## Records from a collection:
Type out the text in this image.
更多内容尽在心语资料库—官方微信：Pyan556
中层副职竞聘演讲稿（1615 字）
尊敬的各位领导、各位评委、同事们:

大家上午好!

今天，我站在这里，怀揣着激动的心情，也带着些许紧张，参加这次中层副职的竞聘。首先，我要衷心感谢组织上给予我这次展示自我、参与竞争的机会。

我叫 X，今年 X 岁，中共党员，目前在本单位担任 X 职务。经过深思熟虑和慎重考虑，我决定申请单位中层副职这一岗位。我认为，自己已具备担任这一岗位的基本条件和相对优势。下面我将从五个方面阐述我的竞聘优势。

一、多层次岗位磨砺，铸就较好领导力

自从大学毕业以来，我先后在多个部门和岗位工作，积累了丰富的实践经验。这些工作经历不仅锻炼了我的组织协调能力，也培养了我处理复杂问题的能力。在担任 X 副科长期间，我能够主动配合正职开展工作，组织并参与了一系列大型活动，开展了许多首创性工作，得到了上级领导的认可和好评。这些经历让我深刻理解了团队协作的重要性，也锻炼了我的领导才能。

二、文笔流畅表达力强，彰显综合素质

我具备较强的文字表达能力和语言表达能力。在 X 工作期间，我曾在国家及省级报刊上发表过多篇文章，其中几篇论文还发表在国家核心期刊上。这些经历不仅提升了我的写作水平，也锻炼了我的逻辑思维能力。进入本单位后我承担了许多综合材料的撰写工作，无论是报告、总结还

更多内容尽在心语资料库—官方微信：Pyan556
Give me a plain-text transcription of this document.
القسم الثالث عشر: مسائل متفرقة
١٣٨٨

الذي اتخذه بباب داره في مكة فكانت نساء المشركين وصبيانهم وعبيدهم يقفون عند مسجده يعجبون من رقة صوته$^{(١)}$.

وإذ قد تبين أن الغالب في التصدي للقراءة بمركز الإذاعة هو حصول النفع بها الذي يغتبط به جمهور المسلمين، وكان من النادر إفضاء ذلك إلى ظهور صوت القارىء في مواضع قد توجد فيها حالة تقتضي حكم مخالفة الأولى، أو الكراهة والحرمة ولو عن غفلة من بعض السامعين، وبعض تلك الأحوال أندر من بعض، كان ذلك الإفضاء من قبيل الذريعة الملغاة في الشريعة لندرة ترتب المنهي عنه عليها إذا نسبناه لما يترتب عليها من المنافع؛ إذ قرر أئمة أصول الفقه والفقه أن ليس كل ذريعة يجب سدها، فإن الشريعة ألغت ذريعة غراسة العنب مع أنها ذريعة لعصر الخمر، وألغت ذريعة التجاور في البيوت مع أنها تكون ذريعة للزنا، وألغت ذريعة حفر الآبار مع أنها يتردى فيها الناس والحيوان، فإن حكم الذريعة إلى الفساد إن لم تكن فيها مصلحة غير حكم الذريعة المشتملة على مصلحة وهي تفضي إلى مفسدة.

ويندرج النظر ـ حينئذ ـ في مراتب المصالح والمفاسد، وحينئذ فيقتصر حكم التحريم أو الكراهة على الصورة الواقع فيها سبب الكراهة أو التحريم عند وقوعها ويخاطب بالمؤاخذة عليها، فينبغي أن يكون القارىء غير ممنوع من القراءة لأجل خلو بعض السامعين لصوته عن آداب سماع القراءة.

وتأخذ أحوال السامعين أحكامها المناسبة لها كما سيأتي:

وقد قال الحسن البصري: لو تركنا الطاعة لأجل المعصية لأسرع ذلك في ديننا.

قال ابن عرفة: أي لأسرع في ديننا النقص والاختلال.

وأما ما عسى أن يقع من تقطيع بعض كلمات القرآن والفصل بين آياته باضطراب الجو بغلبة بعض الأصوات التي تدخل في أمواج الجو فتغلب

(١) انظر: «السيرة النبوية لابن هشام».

## Goal:
Print out the whole listing exactly as it appears.

## Solution for this exercise:
Type out the text in this image.
更多内容尽在心语资料库—官方微信：Pyan556
中层副职竞聘演讲稿（1615 字）
尊敬的各位领导、各位评委、同事们:

大家上午好!

今天，我站在这里，怀揣着激动的心情，也带着些许紧张，参加这次中层副职的竞聘。首先，我要衷心感谢组织上给予我这次展示自我、参与竞争的机会。

我叫 X，今年 X 岁，中共党员，目前在本单位担任 X 职务。经过深思熟虑和慎重考虑，我决定申请单位中层副职这一岗位。我认为，自己已具备担任这一岗位的基本条件和相对优势。下面我将从五个方面阐述我的竞聘优势。

一、多层次岗位磨砺，铸就较好领导力

自从大学毕业以来，我先后在多个部门和岗位工作，积累了丰富的实践经验。这些工作经历不仅锻炼了我的组织协调能力，也培养了我处理复杂问题的能力。在担任 X 副科长期间，我能够主动配合正职开展工作，组织并参与了一系列大型活动，开展了许多首创性工作，得到了上级领导的认可和好评。这些经历让我深刻理解了团队协作的重要性，也锻炼了我的领导才能。

二、文笔流畅表达力强，彰显综合素质

我具备较强的文字表达能力和语言表达能力。在 X 工作期间，我曾在国家及省级报刊上发表过多篇文章，其中几篇论文还发表在国家核心期刊上。这些经历不仅提升了我的写作水平，也锻炼了我的逻辑思维能力。进入本单位后我承担了许多综合材料的撰写工作，无论是报告、总结还

更多内容尽在心语资料库—官方微信：Pyan556
Give me a plain-text transcription of this document.
القسم الثالث عشر: مسائل متفرقة
١٣٨٨

الذي اتخذه بباب داره في مكة فكانت نساء المشركين وصبيانهم وعبيدهم يقفون عند مسجده يعجبون من رقة صوته$^{(١)}$.

وإذ قد تبين أن الغالب في التصدي للقراءة بمركز الإذاعة هو حصول النفع بها الذي يغتبط به جمهور المسلمين، وكان من النادر إفضاء ذلك إلى ظهور صوت القارىء في مواضع قد توجد فيها حالة تقتضي حكم مخالفة الأولى، أو الكراهة والحرمة ولو عن غفلة من بعض السامعين، وبعض تلك الأحوال أندر من بعض، كان ذلك الإفضاء من قبيل الذريعة الملغاة في الشريعة لندرة ترتب المنهي عنه عليها إذا نسبناه لما يترتب عليها من المنافع؛ إذ قرر أئمة أصول الفقه والفقه أن ليس كل ذريعة يجب سدها، فإن الشريعة ألغت ذريعة غراسة العنب مع أنها ذريعة لعصر الخمر، وألغت ذريعة التجاور في البيوت مع أنها تكون ذريعة للزنا، وألغت ذريعة حفر الآبار مع أنها يتردى فيها الناس والحيوان، فإن حكم الذريعة إلى الفساد إن لم تكن فيها مصلحة غير حكم الذريعة المشتملة على مصلحة وهي تفضي إلى مفسدة.

ويندرج النظر ـ حينئذ ـ في مراتب المصالح والمفاسد، وحينئذ فيقتصر حكم التحريم أو الكراهة على الصورة الواقع فيها سبب الكراهة أو التحريم عند وقوعها ويخاطب بالمؤاخذة عليها، فينبغي أن يكون القارىء غير ممنوع من القراءة لأجل خلو بعض السامعين لصوته عن آداب سماع القراءة.

وتأخذ أحوال السامعين أحكامها المناسبة لها كما سيأتي:

وقد قال الحسن البصري: لو تركنا الطاعة لأجل المعصية لأسرع ذلك في ديننا.

قال ابن عرفة: أي لأسرع في ديننا النقص والاختلال.

وأما ما عسى أن يقع من تقطيع بعض كلمات القرآن والفصل بين آياته باضطراب الجو بغلبة بعض الأصوات التي تدخل في أمواج الجو فتغلب

(١) انظر: «السيرة النبوية لابن هشام».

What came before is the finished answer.